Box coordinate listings
= = = = =
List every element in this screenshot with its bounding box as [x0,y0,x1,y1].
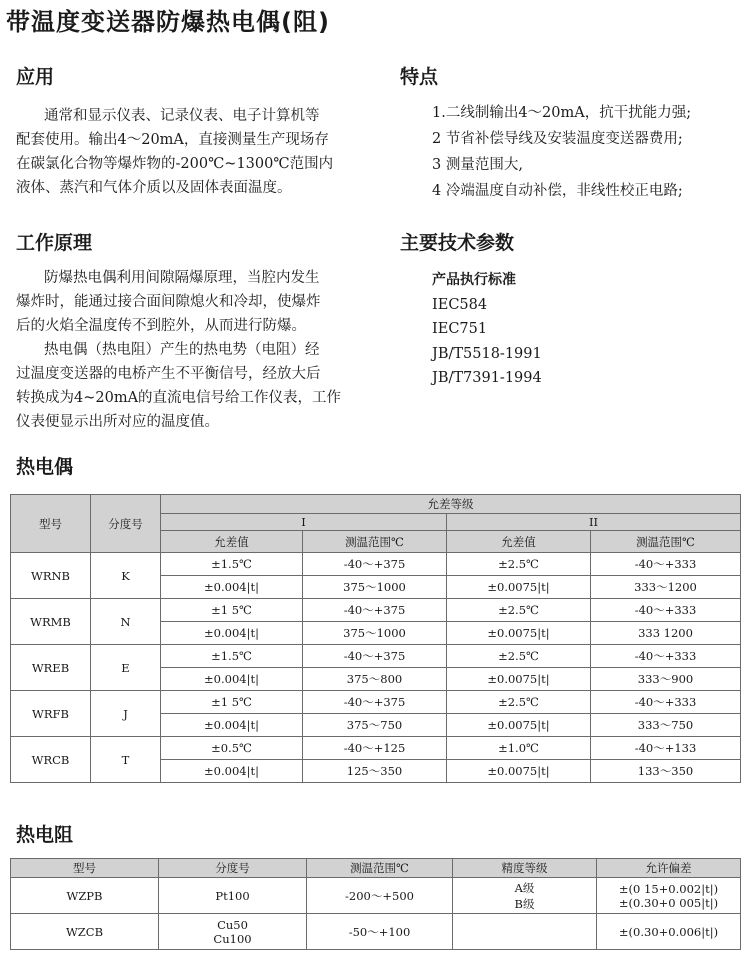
header-graduation: 分度号 [91,495,161,553]
header-range: 测温范围℃ [303,531,447,553]
deviation-cell [597,878,741,914]
table-cell: ±0.004|t| [161,760,303,783]
table-cell: ±1.0℃ [447,737,591,760]
text-line: 液体、蒸汽和气体介质以及固体表面温度。 [16,180,292,196]
header-range: 测温范围℃ [591,531,741,553]
table-cell: ±1 5℃ [161,599,303,622]
table-cell: 133～350 [591,760,741,783]
deviation-cell: ±(0.30+0.006|t|) [597,914,741,950]
table-cell: 333～1200 [591,576,741,599]
table-cell: ±0.0075|t| [447,760,591,783]
header-model: 型号 [11,859,159,878]
standards-heading: 产品执行标准 [432,272,516,288]
graduation-cell: T [91,737,161,783]
accuracy-cell [453,914,597,950]
table-row [11,914,741,950]
graduation-b: Cu100 [213,931,252,946]
header-class-1: I [161,514,447,531]
list-item: IEC751 [432,321,488,337]
table-cell: 125～350 [303,760,447,783]
table-cell: 375～750 [303,714,447,737]
table-cell: -40～+333 [591,691,741,714]
accuracy-b: B级 [514,896,535,911]
header-tolerance-class: 允差等级 [161,495,741,514]
table-cell: ±0.0075|t| [447,622,591,645]
specs-heading: 主要技术参数 [400,232,515,254]
list-item: 2 节省补偿导线及安装温度变送器费用; [432,131,683,147]
features-heading: 特点 [400,66,439,88]
graduation-cell: K [91,553,161,599]
accuracy-cell [453,878,597,914]
application-heading: 应用 [16,66,55,88]
table-cell: ±0.004|t| [161,714,303,737]
table-row [11,553,741,576]
rtd-heading: 热电阻 [16,824,74,846]
table-cell: ±1.5℃ [161,553,303,576]
table-cell: ±2.5℃ [447,553,591,576]
list-item: 1.二线制输出4～20mA，抗干扰能力强; [432,105,692,121]
header-model: 型号 [11,495,91,553]
model-cell: WZPB [11,878,159,914]
text-line: 转换成为4~20mA的直流电信号给工作仪表，工作 [16,390,342,406]
table-cell: ±0.004|t| [161,668,303,691]
list-item: JB/T5518-1991 [432,345,542,362]
model-cell: WRNB [11,553,91,599]
table-cell: ±2.5℃ [447,691,591,714]
table-cell: 375～800 [303,668,447,691]
table-cell: ±1 5℃ [161,691,303,714]
list-item: 4 冷端温度自动补偿，非线性校正电路; [432,183,683,199]
table-row [11,859,741,878]
table-row [11,645,741,668]
text-line: 过温度变送器的电桥产生不平衡信号，经放大后 [16,366,321,382]
list-item: 3 测量范围大, [432,157,523,173]
header-tolerance: 允差值 [161,531,303,553]
text-line: 仪表便显示出所对应的温度值。 [16,414,219,430]
accuracy-a: A级 [514,880,535,895]
deviation-b: ±(0.30+0 005|t|) [618,895,719,910]
table-row [11,737,741,760]
table-cell: 375～1000 [303,622,447,645]
table-cell: ±0.004|t| [161,622,303,645]
text-line: 爆炸时，能通过接合面间隙熄火和冷却，使爆炸 [16,294,321,310]
table-cell: -40～+333 [591,553,741,576]
model-cell: WRFB [11,691,91,737]
principle-text [16,266,396,434]
table-cell: -40～+133 [591,737,741,760]
graduation-cell [159,914,307,950]
application-text [16,104,386,200]
table-cell: ±2.5℃ [447,645,591,668]
model-cell: WZCB [11,914,159,950]
table-cell: -40～+375 [303,645,447,668]
thermocouple-table [10,494,741,783]
table-cell: -40～+333 [591,645,741,668]
features-list [432,100,750,204]
header-tolerance: 允差值 [447,531,591,553]
model-cell: WREB [11,645,91,691]
table-cell: 333 1200 [591,622,741,645]
graduation-a: Cu50 [217,917,248,932]
graduation-cell: N [91,599,161,645]
text-line: 热电偶（热电阻）产生的热电势（电阻）经 [44,342,320,358]
header-class-2: II [447,514,741,531]
model-cell: WRCB [11,737,91,783]
table-row [11,599,741,622]
table-cell: ±0.0075|t| [447,576,591,599]
table-cell: -40～+333 [591,599,741,622]
table-row [11,495,741,514]
graduation-cell: E [91,645,161,691]
table-cell: ±2.5℃ [447,599,591,622]
table-cell: ±1.5℃ [161,645,303,668]
table-cell: ±0.004|t| [161,576,303,599]
list-item: JB/T7391-1994 [432,370,542,386]
model-cell: WRMB [11,599,91,645]
rtd-table [10,858,741,950]
range-cell: -50～+100 [307,914,453,950]
range-cell: -200～+500 [307,878,453,914]
graduation-cell: J [91,691,161,737]
table-cell: ±0.0075|t| [447,714,591,737]
header-accuracy: 精度等级 [453,859,597,878]
text-line: 后的火焰全温度传不到腔外，从而进行防爆。 [16,318,306,334]
text-line: 在碳氯化合物等爆炸物的-200℃~1300℃范围内 [16,156,334,172]
table-cell: -40～+375 [303,553,447,576]
header-graduation: 分度号 [159,859,307,878]
table-cell: -40～+125 [303,737,447,760]
header-range: 测温范围℃ [307,859,453,878]
table-row [11,691,741,714]
list-item: IEC584 [432,296,488,313]
table-row [11,878,741,914]
deviation-a: ±(0 15+0.002|t|) [618,881,719,896]
standards-list [432,268,732,391]
table-cell: 333～900 [591,668,741,691]
table-cell: -40～+375 [303,599,447,622]
graduation-cell: Pt100 [159,878,307,914]
page-title: 带温度变送器防爆热电偶(阻) [6,8,330,36]
text-line: 防爆热电偶利用间隙隔爆原理，当腔内发生 [44,270,320,286]
table-cell: -40～+375 [303,691,447,714]
thermocouple-heading: 热电偶 [16,456,74,478]
table-cell: 333～750 [591,714,741,737]
principle-heading: 工作原理 [16,232,93,254]
table-cell: 375～1000 [303,576,447,599]
text-line: 配套使用。输出4～20mA，直接测量生产现场存 [16,132,329,148]
table-cell: ±0.0075|t| [447,668,591,691]
table-cell: ±0.5℃ [161,737,303,760]
text-line: 通常和显示仪表、记录仪表、电子计算机等 [44,108,320,124]
header-deviation: 允许偏差 [597,859,741,878]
= = = = =
# Given problem:
Rewrite the stretch from the line containing "header-graduation: 分度号 [91,495,161,553]" through the line containing "table-cell: ±2.5℃ [447,553,591,576]", replacing "accuracy-cell" with "precision-cell" and leaving everything else unchanged.

# Answer to this problem:
header-graduation: 分度号 [91,495,161,553]
header-range: 测温范围℃ [303,531,447,553]
deviation-cell [597,878,741,914]
table-cell: ±0.004|t| [161,760,303,783]
table-cell: ±1.0℃ [447,737,591,760]
text-line: 液体、蒸汽和气体介质以及固体表面温度。 [16,180,292,196]
header-range: 测温范围℃ [591,531,741,553]
table-cell: ±1 5℃ [161,599,303,622]
table-cell: 133～350 [591,760,741,783]
deviation-cell: ±(0.30+0.006|t|) [597,914,741,950]
table-cell: 333～1200 [591,576,741,599]
table-cell: ±0.0075|t| [447,760,591,783]
header-model: 型号 [11,859,159,878]
standards-heading: 产品执行标准 [432,272,516,288]
graduation-cell: T [91,737,161,783]
precision-cell [453,914,597,950]
table-row [11,914,741,950]
graduation-b: Cu100 [213,931,252,946]
header-class-1: I [161,514,447,531]
list-item: IEC751 [432,321,488,337]
table-cell: 125～350 [303,760,447,783]
table-cell: 375～750 [303,714,447,737]
table-cell: -40～+333 [591,691,741,714]
accuracy-b: B级 [514,896,535,911]
header-tolerance-class: 允差等级 [161,495,741,514]
table-cell: ±0.0075|t| [447,622,591,645]
specs-heading: 主要技术参数 [400,232,515,254]
list-item: 2 节省补偿导线及安装温度变送器费用; [432,131,683,147]
features-heading: 特点 [400,66,439,88]
graduation-cell: K [91,553,161,599]
precision-cell [453,878,597,914]
application-heading: 应用 [16,66,55,88]
table-cell: ±0.004|t| [161,714,303,737]
table-row [11,553,741,576]
rtd-heading: 热电阻 [16,824,74,846]
table-cell: ±1.5℃ [161,553,303,576]
table-cell: ±2.5℃ [447,553,591,576]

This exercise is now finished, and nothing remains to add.